> _SHORT EXERCISE_
Restate the full listing word for word and leave the pictures out.

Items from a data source
# # # # #

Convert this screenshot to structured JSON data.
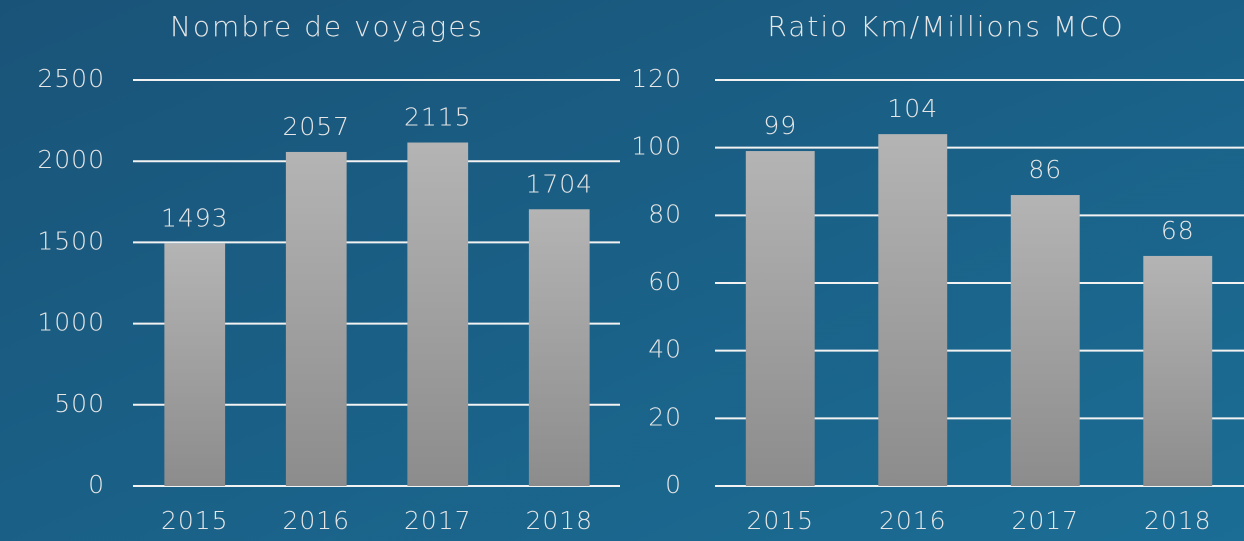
{
  "chart_data": [
    {
      "type": "bar",
      "title": "Nombre de voyages",
      "categories": [
        "2015",
        "2016",
        "2017",
        "2018"
      ],
      "values": [
        1493,
        2057,
        2115,
        1704
      ],
      "color": "#a6a6a6",
      "ylim": [
        0,
        2500
      ],
      "yticks": [
        0,
        500,
        1000,
        1500,
        2000,
        2500
      ],
      "grid": true
    },
    {
      "type": "bar",
      "title": "Ratio Km/Millions MCO",
      "categories": [
        "2015",
        "2016",
        "2017",
        "2018"
      ],
      "values": [
        99,
        104,
        86,
        68
      ],
      "color": "#a6a6a6",
      "ylim": [
        0,
        120
      ],
      "yticks": [
        0,
        20,
        40,
        60,
        80,
        100,
        120
      ],
      "grid": true
    }
  ]
}
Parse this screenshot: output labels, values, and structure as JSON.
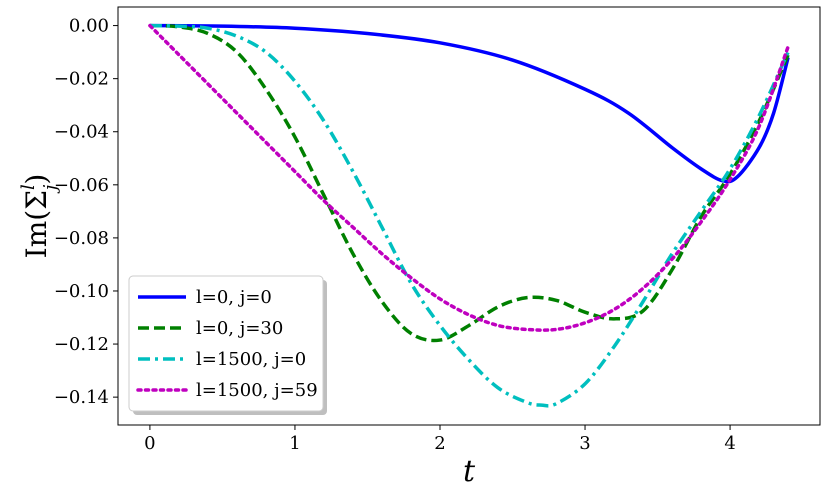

# # # # #

> _FINISHED ANSWER_
Convert this screenshot to structured JSON data.
{
  "chart_data": [
    {
      "type": "bar",
      "title": "Nombre de voyages",
      "categories": [
        "2015",
        "2016",
        "2017",
        "2018"
      ],
      "values": [
        1493,
        2057,
        2115,
        1704
      ],
      "color": "#a6a6a6",
      "ylim": [
        0,
        2500
      ],
      "yticks": [
        0,
        500,
        1000,
        1500,
        2000,
        2500
      ],
      "grid": true
    },
    {
      "type": "bar",
      "title": "Ratio Km/Millions MCO",
      "categories": [
        "2015",
        "2016",
        "2017",
        "2018"
      ],
      "values": [
        99,
        104,
        86,
        68
      ],
      "color": "#a6a6a6",
      "ylim": [
        0,
        120
      ],
      "yticks": [
        0,
        20,
        40,
        60,
        80,
        100,
        120
      ],
      "grid": true
    }
  ]
}
Parse this screenshot: output labels, values, and structure as JSON.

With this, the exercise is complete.